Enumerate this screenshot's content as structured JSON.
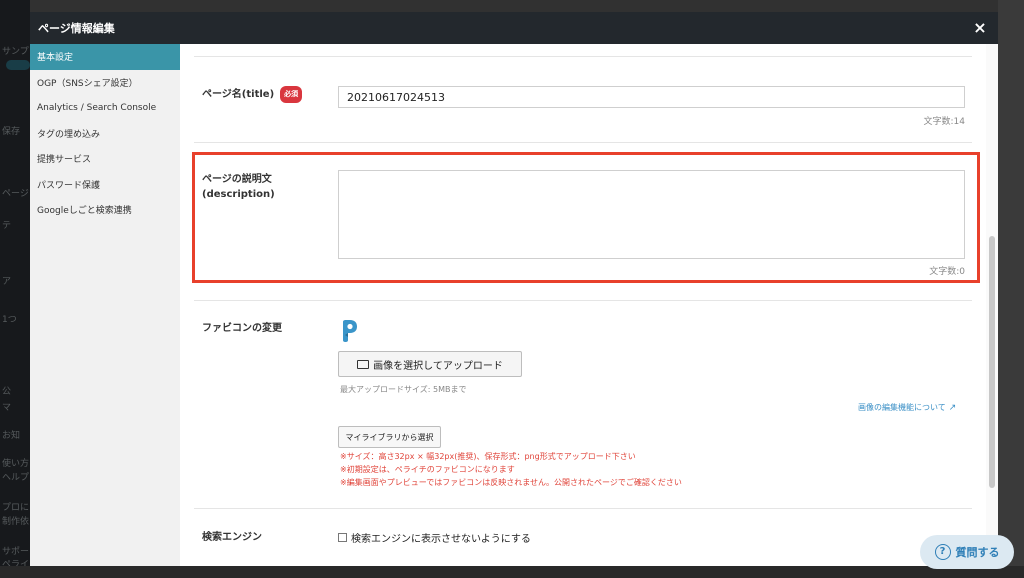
{
  "background": {
    "left_fragments": [
      "サンプ",
      "保存",
      "ページ",
      "テ",
      "ア",
      "1つ",
      "公",
      "マ",
      "お知",
      "使い方",
      "ヘルプ",
      "プロに",
      "制作依",
      "サポー",
      "ペライ"
    ]
  },
  "modal": {
    "title": "ページ情報編集",
    "close_label": "×"
  },
  "sidebar": {
    "items": [
      {
        "label": "基本設定",
        "active": true
      },
      {
        "label": "OGP（SNSシェア設定）",
        "active": false
      },
      {
        "label": "Analytics / Search Console",
        "active": false
      },
      {
        "label": "タグの埋め込み",
        "active": false
      },
      {
        "label": "提携サービス",
        "active": false
      },
      {
        "label": "パスワード保護",
        "active": false
      },
      {
        "label": "Googleしごと検索連携",
        "active": false
      }
    ]
  },
  "form": {
    "title_field": {
      "label": "ページ名(title)",
      "required_badge": "必須",
      "value": "20210617024513",
      "count": "文字数:14"
    },
    "description_field": {
      "label_line1": "ページの説明文",
      "label_line2": "(description)",
      "value": "",
      "count": "文字数:0"
    },
    "favicon": {
      "label": "ファビコンの変更",
      "upload_button": "画像を選択してアップロード",
      "max_size": "最大アップロードサイズ: 5MBまで",
      "edit_link": "画像の編集機能について",
      "library_button": "マイライブラリから選択",
      "notes": [
        "※サイズ：高さ32px × 幅32px(推奨)、保存形式：png形式でアップロード下さい",
        "※初期設定は、ペライチのファビコンになります",
        "※編集画面やプレビューではファビコンは反映されません。公開されたページでご確認ください"
      ]
    },
    "search_engine": {
      "label": "検索エンジン",
      "checkbox_label": "検索エンジンに表示させないようにする",
      "checked": false
    }
  },
  "help_button": {
    "icon": "question-circle-icon",
    "label": "質問する"
  },
  "colors": {
    "header_bg": "#23282d",
    "sidebar_active": "#3a95a8",
    "highlight_border": "#e8402b",
    "required_badge": "#d9363e",
    "note_red": "#e0443a",
    "link_blue": "#3a8fc6",
    "help_blue": "#2f7fb7"
  }
}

Task statement
Every line of the data should be copied as it stands, without the images.

The completed task
Enumerate this screenshot's content as structured JSON.
{
  "background": {
    "left_fragments": [
      "サンプ",
      "保存",
      "ページ",
      "テ",
      "ア",
      "1つ",
      "公",
      "マ",
      "お知",
      "使い方",
      "ヘルプ",
      "プロに",
      "制作依",
      "サポー",
      "ペライ"
    ]
  },
  "modal": {
    "title": "ページ情報編集",
    "close_label": "×"
  },
  "sidebar": {
    "items": [
      {
        "label": "基本設定",
        "active": true
      },
      {
        "label": "OGP（SNSシェア設定）",
        "active": false
      },
      {
        "label": "Analytics / Search Console",
        "active": false
      },
      {
        "label": "タグの埋め込み",
        "active": false
      },
      {
        "label": "提携サービス",
        "active": false
      },
      {
        "label": "パスワード保護",
        "active": false
      },
      {
        "label": "Googleしごと検索連携",
        "active": false
      }
    ]
  },
  "form": {
    "title_field": {
      "label": "ページ名(title)",
      "required_badge": "必須",
      "value": "20210617024513",
      "count": "文字数:14"
    },
    "description_field": {
      "label_line1": "ページの説明文",
      "label_line2": "(description)",
      "value": "",
      "count": "文字数:0"
    },
    "favicon": {
      "label": "ファビコンの変更",
      "upload_button": "画像を選択してアップロード",
      "max_size": "最大アップロードサイズ: 5MBまで",
      "edit_link": "画像の編集機能について",
      "library_button": "マイライブラリから選択",
      "notes": [
        "※サイズ：高さ32px × 幅32px(推奨)、保存形式：png形式でアップロード下さい",
        "※初期設定は、ペライチのファビコンになります",
        "※編集画面やプレビューではファビコンは反映されません。公開されたページでご確認ください"
      ]
    },
    "search_engine": {
      "label": "検索エンジン",
      "checkbox_label": "検索エンジンに表示させないようにする",
      "checked": false
    }
  },
  "help_button": {
    "icon": "question-circle-icon",
    "label": "質問する"
  },
  "colors": {
    "header_bg": "#23282d",
    "sidebar_active": "#3a95a8",
    "highlight_border": "#e8402b",
    "required_badge": "#d9363e",
    "note_red": "#e0443a",
    "link_blue": "#3a8fc6",
    "help_blue": "#2f7fb7"
  }
}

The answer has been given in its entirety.